----- Records supplied -----
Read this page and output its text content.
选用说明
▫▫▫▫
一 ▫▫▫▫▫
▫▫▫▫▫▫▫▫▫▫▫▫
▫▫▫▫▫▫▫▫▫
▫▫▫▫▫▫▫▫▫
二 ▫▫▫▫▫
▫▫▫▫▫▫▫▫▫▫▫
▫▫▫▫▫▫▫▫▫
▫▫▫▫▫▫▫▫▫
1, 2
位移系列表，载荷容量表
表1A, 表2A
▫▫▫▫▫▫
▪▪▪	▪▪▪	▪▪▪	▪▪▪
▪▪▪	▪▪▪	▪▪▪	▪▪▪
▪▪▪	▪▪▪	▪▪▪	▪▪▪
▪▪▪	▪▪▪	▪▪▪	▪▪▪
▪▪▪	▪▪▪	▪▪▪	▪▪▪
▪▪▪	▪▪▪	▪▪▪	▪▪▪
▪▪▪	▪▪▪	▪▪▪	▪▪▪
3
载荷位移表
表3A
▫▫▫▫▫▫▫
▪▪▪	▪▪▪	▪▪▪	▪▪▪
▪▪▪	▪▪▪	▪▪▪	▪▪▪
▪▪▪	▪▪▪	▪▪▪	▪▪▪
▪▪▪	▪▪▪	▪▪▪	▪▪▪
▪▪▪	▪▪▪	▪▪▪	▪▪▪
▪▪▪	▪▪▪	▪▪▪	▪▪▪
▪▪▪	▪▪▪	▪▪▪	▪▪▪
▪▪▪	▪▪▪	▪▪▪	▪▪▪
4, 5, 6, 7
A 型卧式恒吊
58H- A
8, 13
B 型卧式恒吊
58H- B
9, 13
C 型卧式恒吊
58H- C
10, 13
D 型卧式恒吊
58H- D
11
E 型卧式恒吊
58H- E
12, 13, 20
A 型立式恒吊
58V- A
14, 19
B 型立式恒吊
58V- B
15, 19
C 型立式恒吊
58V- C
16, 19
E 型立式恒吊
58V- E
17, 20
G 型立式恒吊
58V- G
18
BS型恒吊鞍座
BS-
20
-----
Each line in the data that holds the string "型立式恒吊" should be found and copied.

A 型立式恒吊
B 型立式恒吊
C 型立式恒吊
E 型立式恒吊
G 型立式恒吊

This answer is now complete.